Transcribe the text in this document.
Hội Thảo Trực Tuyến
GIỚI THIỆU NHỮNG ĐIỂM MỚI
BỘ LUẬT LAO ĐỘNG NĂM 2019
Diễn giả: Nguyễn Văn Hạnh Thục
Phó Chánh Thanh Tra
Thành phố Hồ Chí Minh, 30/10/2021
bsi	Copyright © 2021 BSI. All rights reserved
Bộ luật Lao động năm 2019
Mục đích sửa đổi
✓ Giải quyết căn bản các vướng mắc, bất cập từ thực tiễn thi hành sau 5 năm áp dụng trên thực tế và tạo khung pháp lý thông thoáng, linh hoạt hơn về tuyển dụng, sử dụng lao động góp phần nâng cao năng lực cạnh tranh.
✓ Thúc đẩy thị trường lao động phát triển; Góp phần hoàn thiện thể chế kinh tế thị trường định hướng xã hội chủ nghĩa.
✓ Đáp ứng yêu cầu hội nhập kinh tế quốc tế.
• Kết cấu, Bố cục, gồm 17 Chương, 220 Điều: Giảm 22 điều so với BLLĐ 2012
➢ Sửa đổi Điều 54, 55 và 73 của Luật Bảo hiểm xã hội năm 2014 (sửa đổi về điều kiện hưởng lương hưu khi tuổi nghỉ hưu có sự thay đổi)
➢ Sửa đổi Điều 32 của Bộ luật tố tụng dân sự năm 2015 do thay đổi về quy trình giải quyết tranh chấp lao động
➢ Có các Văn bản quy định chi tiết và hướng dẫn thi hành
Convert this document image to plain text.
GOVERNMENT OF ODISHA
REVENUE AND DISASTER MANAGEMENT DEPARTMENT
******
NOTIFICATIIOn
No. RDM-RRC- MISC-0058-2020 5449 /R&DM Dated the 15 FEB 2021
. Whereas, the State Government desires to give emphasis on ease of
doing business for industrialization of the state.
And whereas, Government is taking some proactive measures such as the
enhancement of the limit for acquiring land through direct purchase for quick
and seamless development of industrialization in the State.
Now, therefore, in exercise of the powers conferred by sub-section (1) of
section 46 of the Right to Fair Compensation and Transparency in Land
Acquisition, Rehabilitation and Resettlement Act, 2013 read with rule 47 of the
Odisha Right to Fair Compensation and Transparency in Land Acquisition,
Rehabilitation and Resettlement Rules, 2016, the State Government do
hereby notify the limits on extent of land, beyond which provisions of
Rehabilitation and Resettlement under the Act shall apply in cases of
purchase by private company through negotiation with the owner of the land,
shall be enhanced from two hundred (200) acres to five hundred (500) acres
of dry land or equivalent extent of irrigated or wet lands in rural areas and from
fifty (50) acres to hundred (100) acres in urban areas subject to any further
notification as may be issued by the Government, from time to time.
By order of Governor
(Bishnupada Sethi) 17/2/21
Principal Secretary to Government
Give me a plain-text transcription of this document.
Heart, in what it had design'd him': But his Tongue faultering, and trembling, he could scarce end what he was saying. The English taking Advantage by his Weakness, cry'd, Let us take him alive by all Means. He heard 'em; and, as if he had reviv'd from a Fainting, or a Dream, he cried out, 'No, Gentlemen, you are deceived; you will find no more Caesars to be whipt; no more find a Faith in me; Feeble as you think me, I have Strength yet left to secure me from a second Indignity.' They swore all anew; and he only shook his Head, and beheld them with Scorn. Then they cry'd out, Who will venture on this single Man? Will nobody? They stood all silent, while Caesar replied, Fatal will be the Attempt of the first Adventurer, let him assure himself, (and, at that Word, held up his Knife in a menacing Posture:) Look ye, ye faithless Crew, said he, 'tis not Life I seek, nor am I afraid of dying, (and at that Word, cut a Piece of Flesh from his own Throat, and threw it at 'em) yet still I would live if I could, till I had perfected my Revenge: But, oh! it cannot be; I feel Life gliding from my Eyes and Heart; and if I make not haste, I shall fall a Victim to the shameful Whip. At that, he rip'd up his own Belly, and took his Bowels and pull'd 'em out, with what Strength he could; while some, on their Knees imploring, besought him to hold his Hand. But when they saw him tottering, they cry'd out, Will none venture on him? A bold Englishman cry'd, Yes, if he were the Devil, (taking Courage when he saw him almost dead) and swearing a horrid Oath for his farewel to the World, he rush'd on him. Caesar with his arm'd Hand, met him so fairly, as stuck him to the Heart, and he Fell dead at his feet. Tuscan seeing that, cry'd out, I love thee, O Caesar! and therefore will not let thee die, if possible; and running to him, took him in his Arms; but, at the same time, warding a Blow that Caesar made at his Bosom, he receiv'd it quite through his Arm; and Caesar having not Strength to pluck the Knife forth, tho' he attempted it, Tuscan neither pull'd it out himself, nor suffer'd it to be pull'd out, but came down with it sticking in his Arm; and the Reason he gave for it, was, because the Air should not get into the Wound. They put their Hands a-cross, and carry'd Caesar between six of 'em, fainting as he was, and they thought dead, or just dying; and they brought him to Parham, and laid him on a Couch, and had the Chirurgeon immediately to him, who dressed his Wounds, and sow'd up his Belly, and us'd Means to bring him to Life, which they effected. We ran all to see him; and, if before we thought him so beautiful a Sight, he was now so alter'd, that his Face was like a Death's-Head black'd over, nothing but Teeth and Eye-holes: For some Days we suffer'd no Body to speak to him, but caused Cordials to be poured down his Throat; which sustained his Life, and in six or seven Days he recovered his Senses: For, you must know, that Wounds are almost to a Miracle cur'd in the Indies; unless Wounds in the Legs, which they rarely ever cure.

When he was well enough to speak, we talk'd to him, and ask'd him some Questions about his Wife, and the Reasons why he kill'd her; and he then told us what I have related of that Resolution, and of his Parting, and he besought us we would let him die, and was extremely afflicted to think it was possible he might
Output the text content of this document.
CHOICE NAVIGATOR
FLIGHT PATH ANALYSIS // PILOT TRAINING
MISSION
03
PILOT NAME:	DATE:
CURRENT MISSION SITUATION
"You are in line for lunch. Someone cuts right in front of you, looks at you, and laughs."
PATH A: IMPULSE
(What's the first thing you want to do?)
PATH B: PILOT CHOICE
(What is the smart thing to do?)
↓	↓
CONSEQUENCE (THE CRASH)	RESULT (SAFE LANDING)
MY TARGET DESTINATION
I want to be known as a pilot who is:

Aim of the task: Filter the records above and return every line that holds the word "extent".

Exercise response:
hereby notify the limits on extent of land, beyond which provisions of
of dry land or equivalent extent of irrigated or wet lands in rural areas and from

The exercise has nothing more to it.